Copy these lines exactly as they appear.

Exercise material ::
** BEGIN **

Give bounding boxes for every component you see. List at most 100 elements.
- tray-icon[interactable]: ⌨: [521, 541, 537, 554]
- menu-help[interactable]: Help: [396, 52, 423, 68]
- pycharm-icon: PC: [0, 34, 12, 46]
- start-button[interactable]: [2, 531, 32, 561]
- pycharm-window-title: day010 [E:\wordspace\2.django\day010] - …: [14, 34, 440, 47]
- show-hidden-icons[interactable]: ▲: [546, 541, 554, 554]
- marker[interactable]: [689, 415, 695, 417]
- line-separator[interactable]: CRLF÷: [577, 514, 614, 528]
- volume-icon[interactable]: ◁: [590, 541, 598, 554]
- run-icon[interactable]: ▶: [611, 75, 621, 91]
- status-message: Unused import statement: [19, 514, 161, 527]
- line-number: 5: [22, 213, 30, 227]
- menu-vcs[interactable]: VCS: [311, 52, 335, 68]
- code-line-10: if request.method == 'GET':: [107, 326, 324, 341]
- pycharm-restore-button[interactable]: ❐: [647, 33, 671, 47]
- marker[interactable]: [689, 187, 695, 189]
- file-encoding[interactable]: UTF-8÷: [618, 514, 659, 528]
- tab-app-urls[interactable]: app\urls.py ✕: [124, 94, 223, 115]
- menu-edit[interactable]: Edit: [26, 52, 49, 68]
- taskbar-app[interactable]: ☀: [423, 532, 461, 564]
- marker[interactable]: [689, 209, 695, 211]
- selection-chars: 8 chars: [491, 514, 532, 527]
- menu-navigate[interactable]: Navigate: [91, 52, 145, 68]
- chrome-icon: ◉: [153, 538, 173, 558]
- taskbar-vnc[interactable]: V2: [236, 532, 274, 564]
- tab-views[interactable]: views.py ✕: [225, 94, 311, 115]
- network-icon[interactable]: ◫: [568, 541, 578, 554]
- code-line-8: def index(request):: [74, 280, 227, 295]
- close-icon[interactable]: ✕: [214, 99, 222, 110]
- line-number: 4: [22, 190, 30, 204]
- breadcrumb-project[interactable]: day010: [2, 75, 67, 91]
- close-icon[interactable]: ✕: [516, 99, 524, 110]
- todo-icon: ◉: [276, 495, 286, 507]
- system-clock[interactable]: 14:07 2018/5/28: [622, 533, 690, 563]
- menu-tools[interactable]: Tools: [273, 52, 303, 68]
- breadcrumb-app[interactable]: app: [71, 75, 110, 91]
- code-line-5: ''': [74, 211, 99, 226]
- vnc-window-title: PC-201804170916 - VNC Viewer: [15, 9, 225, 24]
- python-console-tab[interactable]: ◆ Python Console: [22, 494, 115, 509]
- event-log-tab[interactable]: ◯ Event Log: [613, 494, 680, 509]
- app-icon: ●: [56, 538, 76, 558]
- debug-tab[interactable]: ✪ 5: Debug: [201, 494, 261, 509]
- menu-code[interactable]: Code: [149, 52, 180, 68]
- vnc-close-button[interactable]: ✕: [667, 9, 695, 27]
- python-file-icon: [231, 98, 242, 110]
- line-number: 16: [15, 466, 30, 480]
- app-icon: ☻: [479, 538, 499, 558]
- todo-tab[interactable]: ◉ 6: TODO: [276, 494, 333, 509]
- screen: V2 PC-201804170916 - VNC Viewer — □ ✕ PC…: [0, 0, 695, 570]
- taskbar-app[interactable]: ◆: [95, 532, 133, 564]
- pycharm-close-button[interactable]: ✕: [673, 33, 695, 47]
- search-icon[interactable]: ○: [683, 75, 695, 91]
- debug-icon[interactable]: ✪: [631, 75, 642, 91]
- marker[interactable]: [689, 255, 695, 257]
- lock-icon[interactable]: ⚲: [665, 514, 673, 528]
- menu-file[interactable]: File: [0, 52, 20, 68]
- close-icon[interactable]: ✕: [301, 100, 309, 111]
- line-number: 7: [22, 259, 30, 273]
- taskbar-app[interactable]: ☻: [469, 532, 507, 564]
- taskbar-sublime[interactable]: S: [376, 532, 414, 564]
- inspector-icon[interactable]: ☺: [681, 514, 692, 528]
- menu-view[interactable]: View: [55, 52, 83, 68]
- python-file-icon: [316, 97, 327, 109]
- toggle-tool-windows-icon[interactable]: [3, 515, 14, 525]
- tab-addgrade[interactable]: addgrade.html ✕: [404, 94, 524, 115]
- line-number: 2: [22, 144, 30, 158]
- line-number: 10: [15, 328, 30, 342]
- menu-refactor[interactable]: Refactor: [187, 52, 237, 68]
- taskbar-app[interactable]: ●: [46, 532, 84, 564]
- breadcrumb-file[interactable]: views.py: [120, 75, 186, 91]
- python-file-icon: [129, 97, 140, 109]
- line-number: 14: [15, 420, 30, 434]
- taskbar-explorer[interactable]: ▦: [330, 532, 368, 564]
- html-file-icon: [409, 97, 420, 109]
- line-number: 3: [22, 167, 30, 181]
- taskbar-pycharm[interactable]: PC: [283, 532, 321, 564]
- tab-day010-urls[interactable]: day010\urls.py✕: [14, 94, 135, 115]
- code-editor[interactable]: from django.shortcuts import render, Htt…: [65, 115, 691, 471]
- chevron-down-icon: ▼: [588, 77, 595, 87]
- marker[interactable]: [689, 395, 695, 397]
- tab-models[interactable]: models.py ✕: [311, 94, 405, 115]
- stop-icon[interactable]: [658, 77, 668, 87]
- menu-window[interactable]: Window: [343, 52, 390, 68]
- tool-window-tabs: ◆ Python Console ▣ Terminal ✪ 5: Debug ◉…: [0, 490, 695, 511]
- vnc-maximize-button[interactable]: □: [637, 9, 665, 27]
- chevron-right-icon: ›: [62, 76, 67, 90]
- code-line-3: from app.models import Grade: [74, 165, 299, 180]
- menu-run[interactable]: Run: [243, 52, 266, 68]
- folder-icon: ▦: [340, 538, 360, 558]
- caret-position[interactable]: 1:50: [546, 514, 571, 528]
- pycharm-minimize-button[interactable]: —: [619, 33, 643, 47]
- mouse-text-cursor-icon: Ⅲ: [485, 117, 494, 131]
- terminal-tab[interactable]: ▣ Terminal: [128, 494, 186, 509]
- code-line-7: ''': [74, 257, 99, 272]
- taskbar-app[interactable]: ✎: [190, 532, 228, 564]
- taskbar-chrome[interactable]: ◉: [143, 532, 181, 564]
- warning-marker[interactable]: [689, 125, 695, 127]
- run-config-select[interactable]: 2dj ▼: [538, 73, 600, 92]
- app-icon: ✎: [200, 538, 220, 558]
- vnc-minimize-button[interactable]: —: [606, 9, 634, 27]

** END **

Solution to the problem ::
Give bounding boxes for every component you see. List at most 100 elements.
- tray-icon[interactable]: ⌨: [521, 541, 537, 554]
- menu-help[interactable]: Help: [396, 52, 423, 68]
- pycharm-icon: PC: [0, 34, 12, 46]
- start-button[interactable]: [2, 531, 32, 561]
- pycharm-window-title: day010 [E:\wordspace\2.django\day010] - …: [14, 34, 440, 47]
- show-hidden-icons[interactable]: ▲: [546, 541, 554, 554]
- marker[interactable]: [689, 415, 695, 417]
- line-separator[interactable]: CRLF÷: [577, 514, 614, 528]
- volume-icon[interactable]: ◁: [590, 541, 598, 554]
- run-icon[interactable]: ▶: [611, 75, 621, 91]
- status-message: Unused import statement: [19, 514, 161, 527]
- line-number: 5: [22, 213, 30, 227]
- menu-vcs[interactable]: VCS: [311, 52, 335, 68]
- code-line-10: if request.method == 'GET':: [107, 326, 324, 341]
- pycharm-restore-button[interactable]: ❐: [647, 33, 671, 47]
- marker[interactable]: [689, 187, 695, 189]
- file-encoding[interactable]: UTF-8÷: [618, 514, 659, 528]
- tab-app-urls[interactable]: app\urls.py ✕: [124, 94, 223, 115]
- menu-edit[interactable]: Edit: [26, 52, 49, 68]
- taskbar-app[interactable]: ☀: [423, 532, 461, 564]
- marker[interactable]: [689, 209, 695, 211]
- selection-chars: 8 chars: [491, 514, 532, 527]
- menu-navigate[interactable]: Navigate: [91, 52, 145, 68]
- chrome-icon: ◉: [153, 538, 173, 558]
- taskbar-vnc[interactable]: V2: [236, 532, 274, 564]
- tab-views[interactable]: views.py ✕: [225, 94, 311, 115]
- network-icon[interactable]: ◫: [568, 541, 578, 554]
- code-line-8: def index(request):: [74, 280, 227, 295]
- close-icon[interactable]: ✕: [214, 99, 222, 110]
- line-number: 4: [22, 190, 30, 204]
- breadcrumb-project[interactable]: day010: [2, 75, 67, 91]
- close-icon[interactable]: ✕: [516, 99, 524, 110]
- todo-icon: ◉: [276, 495, 286, 507]
- system-clock[interactable]: 14:07 2018/5/28: [622, 533, 690, 563]
- menu-tools[interactable]: Tools: [273, 52, 303, 68]
- breadcrumb-app[interactable]: app: [71, 75, 110, 91]
- code-line-5: ''': [74, 211, 99, 226]
- vnc-window-title: PC-201804170916 - VNC Viewer: [15, 9, 225, 24]
- python-console-tab[interactable]: ◆ Python Console: [22, 494, 115, 509]
- event-log-tab[interactable]: ◯ Event Log: [613, 494, 680, 509]
- app-icon: ●: [56, 538, 76, 558]
- debug-tab[interactable]: ✪ 5: Debug: [201, 494, 261, 509]
- menu-code[interactable]: Code: [149, 52, 180, 68]
- vnc-close-button[interactable]: ✕: [667, 9, 695, 27]
- python-file-icon: [231, 98, 242, 110]
- line-number: 16: [15, 466, 30, 480]
- app-icon: ☻: [479, 538, 499, 558]
- todo-tab[interactable]: ◉ 6: TODO: [276, 494, 333, 509]
- screen: V2 PC-201804170916 - VNC Viewer — □ ✕ PC…: [0, 0, 695, 570]
- taskbar-app[interactable]: ◆: [95, 532, 133, 564]
- pycharm-close-button[interactable]: ✕: [673, 33, 695, 47]
- search-icon[interactable]: ○: [683, 75, 695, 91]
- debug-icon[interactable]: ✪: [631, 75, 642, 91]
- marker[interactable]: [689, 255, 695, 257]
- lock-icon[interactable]: ⚲: [665, 514, 673, 528]
- menu-file[interactable]: File: [0, 52, 20, 68]
- close-icon[interactable]: ✕: [301, 100, 309, 111]
- line-number: 7: [22, 259, 30, 273]
- taskbar-app[interactable]: ☻: [469, 532, 507, 564]
- taskbar-sublime[interactable]: S: [376, 532, 414, 564]
- inspector-icon[interactable]: ☺: [681, 514, 692, 528]
- menu-view[interactable]: View: [55, 52, 83, 68]
- python-file-icon: [316, 97, 327, 109]
- toggle-tool-windows-icon[interactable]: [3, 515, 14, 525]
- tab-addgrade[interactable]: addgrade.html ✕: [404, 94, 524, 115]
- line-number: 2: [22, 144, 30, 158]
- line-number: 10: [15, 328, 30, 342]
- menu-refactor[interactable]: Refactor: [187, 52, 237, 68]
- taskbar-app[interactable]: ●: [46, 532, 84, 564]
- breadcrumb-file[interactable]: views.py: [120, 75, 186, 91]
- python-file-icon: [129, 97, 140, 109]
- line-number: 14: [15, 420, 30, 434]
- taskbar-explorer[interactable]: ▦: [330, 532, 368, 564]
- html-file-icon: [409, 97, 420, 109]
- line-number: 3: [22, 167, 30, 181]
- taskbar-pycharm[interactable]: PC: [283, 532, 321, 564]
- tab-day010-urls[interactable]: day010\urls.py✕: [14, 94, 135, 115]
- code-editor[interactable]: from django.shortcuts import render, Htt…: [65, 115, 691, 471]
- chevron-down-icon: ▼: [588, 77, 595, 87]
- marker[interactable]: [689, 395, 695, 397]
- tab-models[interactable]: models.py ✕: [311, 94, 405, 115]
- stop-icon[interactable]: [658, 77, 668, 87]
- menu-window[interactable]: Window: [343, 52, 390, 68]
- tool-window-tabs: ◆ Python Console ▣ Terminal ✪ 5: Debug ◉…: [0, 490, 695, 511]
- vnc-maximize-button[interactable]: □: [637, 9, 665, 27]
- chevron-right-icon: ›: [62, 76, 67, 90]
- code-line-3: from app.models import Grade: [74, 165, 299, 180]
- menu-run[interactable]: Run: [243, 52, 266, 68]
- folder-icon: ▦: [340, 538, 360, 558]
- caret-position[interactable]: 1:50: [546, 514, 571, 528]
- pycharm-minimize-button[interactable]: —: [619, 33, 643, 47]
- mouse-text-cursor-icon: Ⅲ: [485, 117, 494, 131]
- terminal-tab[interactable]: ▣ Terminal: [128, 494, 186, 509]
- code-line-7: ''': [74, 257, 99, 272]
- taskbar-app[interactable]: ✎: [190, 532, 228, 564]
- taskbar-chrome[interactable]: ◉: [143, 532, 181, 564]
- warning-marker[interactable]: [689, 125, 695, 127]
- run-config-select[interactable]: 2dj ▼: [538, 73, 600, 92]
- app-icon: ✎: [200, 538, 220, 558]
- vnc-minimize-button[interactable]: —: [606, 9, 634, 27]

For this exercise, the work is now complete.